=== Provided material ===

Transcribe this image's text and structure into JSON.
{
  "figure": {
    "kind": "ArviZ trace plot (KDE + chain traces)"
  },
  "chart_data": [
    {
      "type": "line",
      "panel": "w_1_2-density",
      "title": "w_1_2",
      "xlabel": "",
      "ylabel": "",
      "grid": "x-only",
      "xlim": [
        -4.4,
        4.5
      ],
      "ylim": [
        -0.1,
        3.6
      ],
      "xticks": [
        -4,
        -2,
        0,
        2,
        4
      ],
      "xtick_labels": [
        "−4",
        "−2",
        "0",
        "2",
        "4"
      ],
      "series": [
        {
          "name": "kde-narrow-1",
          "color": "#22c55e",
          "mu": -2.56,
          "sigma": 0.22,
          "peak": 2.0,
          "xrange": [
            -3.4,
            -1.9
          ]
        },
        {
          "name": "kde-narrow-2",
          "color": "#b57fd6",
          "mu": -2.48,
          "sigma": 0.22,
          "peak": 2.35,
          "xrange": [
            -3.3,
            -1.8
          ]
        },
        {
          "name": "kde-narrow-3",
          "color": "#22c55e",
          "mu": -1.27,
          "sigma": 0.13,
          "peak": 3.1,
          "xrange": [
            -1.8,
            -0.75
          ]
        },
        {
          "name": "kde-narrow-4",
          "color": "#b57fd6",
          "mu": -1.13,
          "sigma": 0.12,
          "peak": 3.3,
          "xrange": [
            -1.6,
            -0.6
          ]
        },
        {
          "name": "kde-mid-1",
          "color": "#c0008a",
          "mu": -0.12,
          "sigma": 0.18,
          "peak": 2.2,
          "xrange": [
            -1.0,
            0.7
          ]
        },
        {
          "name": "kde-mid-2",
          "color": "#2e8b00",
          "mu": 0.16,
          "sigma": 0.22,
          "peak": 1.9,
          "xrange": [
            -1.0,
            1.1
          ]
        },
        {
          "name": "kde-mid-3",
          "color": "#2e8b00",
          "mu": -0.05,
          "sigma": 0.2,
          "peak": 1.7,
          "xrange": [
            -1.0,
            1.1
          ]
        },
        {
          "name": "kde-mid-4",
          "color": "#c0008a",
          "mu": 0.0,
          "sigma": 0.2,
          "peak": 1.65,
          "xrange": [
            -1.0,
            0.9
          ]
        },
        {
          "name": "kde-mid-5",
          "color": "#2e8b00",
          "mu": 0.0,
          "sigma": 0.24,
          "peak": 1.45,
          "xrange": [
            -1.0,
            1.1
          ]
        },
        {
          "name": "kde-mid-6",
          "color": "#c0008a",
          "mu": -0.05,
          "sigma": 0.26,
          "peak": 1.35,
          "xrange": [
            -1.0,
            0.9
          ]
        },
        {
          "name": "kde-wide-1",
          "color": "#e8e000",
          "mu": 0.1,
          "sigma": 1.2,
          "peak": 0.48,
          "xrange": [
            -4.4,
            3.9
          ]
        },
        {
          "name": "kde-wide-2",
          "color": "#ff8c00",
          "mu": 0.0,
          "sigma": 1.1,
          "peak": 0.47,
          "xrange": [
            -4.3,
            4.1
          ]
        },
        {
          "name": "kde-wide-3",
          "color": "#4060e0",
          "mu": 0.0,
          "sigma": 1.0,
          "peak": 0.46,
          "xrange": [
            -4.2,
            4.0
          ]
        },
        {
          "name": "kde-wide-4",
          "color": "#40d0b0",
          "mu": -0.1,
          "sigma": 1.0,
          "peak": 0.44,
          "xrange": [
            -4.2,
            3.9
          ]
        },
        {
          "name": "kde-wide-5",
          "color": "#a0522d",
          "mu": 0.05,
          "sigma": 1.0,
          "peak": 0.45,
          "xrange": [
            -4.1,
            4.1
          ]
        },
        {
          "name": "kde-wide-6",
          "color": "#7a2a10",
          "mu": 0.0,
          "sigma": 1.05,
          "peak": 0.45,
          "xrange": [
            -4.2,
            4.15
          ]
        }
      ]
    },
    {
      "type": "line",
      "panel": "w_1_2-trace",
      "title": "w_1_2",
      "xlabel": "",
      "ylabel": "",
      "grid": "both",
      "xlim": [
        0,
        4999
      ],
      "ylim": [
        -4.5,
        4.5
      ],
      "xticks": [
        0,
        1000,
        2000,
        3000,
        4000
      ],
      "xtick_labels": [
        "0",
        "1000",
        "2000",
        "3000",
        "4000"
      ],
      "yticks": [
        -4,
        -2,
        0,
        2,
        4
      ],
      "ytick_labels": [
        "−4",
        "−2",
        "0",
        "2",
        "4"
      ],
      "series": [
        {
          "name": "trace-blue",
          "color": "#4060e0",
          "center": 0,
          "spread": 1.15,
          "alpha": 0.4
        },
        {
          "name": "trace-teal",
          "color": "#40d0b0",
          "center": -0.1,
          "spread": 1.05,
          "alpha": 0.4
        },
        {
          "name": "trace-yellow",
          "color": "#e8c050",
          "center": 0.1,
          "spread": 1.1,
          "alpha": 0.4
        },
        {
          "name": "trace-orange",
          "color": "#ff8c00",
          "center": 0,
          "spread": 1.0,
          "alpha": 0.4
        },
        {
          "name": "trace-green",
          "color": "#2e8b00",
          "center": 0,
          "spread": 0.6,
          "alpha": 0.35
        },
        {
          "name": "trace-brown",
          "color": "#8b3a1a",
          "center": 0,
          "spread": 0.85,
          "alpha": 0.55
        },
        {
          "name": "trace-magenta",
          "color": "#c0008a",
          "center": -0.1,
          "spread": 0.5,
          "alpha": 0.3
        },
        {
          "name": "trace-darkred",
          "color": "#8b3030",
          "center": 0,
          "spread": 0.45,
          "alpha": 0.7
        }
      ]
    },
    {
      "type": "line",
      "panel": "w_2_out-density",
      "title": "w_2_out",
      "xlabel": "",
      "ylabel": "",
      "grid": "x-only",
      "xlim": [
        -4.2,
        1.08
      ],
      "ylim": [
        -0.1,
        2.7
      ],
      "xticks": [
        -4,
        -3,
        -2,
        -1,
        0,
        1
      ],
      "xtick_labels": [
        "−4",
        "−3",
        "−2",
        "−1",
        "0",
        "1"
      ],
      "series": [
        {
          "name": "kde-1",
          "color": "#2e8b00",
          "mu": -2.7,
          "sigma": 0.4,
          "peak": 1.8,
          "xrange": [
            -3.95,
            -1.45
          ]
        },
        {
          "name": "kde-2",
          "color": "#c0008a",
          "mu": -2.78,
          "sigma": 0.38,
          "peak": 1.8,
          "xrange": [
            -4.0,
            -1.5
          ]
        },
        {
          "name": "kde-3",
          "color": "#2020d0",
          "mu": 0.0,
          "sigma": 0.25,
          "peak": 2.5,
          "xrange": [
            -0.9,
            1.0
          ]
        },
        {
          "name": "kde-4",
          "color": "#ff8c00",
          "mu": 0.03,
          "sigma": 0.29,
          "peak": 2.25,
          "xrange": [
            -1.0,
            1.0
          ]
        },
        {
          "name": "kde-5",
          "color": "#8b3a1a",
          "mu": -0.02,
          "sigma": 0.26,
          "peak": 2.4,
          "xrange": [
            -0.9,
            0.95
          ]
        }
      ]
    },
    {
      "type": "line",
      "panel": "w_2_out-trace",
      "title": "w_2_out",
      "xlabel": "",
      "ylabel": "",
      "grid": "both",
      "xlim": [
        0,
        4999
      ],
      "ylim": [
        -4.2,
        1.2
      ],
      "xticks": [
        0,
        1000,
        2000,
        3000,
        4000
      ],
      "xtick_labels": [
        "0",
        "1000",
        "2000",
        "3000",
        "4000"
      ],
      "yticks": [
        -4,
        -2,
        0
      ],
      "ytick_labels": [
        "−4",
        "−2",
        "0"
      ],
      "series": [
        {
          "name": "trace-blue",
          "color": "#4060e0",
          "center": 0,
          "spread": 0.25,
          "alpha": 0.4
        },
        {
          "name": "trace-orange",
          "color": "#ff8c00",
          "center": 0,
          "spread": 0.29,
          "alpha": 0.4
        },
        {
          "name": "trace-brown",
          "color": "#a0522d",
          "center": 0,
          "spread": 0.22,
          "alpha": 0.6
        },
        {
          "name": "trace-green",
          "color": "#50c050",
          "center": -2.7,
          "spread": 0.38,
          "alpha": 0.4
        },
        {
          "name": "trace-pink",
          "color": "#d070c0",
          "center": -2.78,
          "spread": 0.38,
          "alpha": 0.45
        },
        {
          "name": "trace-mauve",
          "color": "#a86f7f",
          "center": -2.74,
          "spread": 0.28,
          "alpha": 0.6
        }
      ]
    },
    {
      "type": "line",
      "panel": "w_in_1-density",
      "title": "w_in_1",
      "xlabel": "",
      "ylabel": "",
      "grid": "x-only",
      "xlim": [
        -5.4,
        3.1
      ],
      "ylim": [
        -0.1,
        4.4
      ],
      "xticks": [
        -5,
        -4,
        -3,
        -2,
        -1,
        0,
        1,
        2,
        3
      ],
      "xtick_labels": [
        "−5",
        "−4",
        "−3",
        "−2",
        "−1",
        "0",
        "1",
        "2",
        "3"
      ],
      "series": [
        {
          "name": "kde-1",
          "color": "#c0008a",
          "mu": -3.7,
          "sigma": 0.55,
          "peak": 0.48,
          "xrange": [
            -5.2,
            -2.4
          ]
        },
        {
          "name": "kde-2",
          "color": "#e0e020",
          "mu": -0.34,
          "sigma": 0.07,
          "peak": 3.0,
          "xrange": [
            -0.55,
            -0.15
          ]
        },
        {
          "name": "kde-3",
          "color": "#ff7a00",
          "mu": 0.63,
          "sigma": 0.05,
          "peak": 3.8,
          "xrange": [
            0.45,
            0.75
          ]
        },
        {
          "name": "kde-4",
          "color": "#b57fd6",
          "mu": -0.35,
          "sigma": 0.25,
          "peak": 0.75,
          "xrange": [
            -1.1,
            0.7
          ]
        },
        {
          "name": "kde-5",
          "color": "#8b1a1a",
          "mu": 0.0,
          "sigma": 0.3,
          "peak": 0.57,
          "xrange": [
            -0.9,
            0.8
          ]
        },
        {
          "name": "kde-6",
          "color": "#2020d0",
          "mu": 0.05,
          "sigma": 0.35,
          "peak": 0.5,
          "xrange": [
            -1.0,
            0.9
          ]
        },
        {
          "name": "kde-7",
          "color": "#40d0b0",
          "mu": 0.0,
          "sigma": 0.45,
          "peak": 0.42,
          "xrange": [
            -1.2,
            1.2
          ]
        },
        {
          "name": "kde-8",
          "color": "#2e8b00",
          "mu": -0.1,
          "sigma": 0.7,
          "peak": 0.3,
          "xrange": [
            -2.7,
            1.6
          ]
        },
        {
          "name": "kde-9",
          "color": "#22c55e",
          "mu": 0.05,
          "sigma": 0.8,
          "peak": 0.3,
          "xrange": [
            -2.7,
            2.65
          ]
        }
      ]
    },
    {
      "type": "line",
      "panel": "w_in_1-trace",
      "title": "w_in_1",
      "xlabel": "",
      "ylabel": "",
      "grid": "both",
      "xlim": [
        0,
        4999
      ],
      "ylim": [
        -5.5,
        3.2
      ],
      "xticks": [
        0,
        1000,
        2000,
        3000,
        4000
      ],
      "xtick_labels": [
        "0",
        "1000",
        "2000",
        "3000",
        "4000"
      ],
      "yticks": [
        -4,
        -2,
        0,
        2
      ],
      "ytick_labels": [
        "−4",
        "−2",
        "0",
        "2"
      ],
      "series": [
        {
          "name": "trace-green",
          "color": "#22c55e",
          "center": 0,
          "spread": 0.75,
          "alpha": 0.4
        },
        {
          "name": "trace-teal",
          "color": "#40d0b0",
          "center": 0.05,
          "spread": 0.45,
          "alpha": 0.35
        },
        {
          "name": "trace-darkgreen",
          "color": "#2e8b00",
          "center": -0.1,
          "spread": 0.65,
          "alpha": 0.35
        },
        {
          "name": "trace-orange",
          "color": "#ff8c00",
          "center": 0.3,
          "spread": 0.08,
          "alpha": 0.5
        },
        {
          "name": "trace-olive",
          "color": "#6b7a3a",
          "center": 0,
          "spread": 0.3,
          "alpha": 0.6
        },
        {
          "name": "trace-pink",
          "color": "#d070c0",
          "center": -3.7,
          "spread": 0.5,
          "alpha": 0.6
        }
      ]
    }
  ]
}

===

Goal.
Give only the number of lines in the records that include the word "panel".

Final answer.
6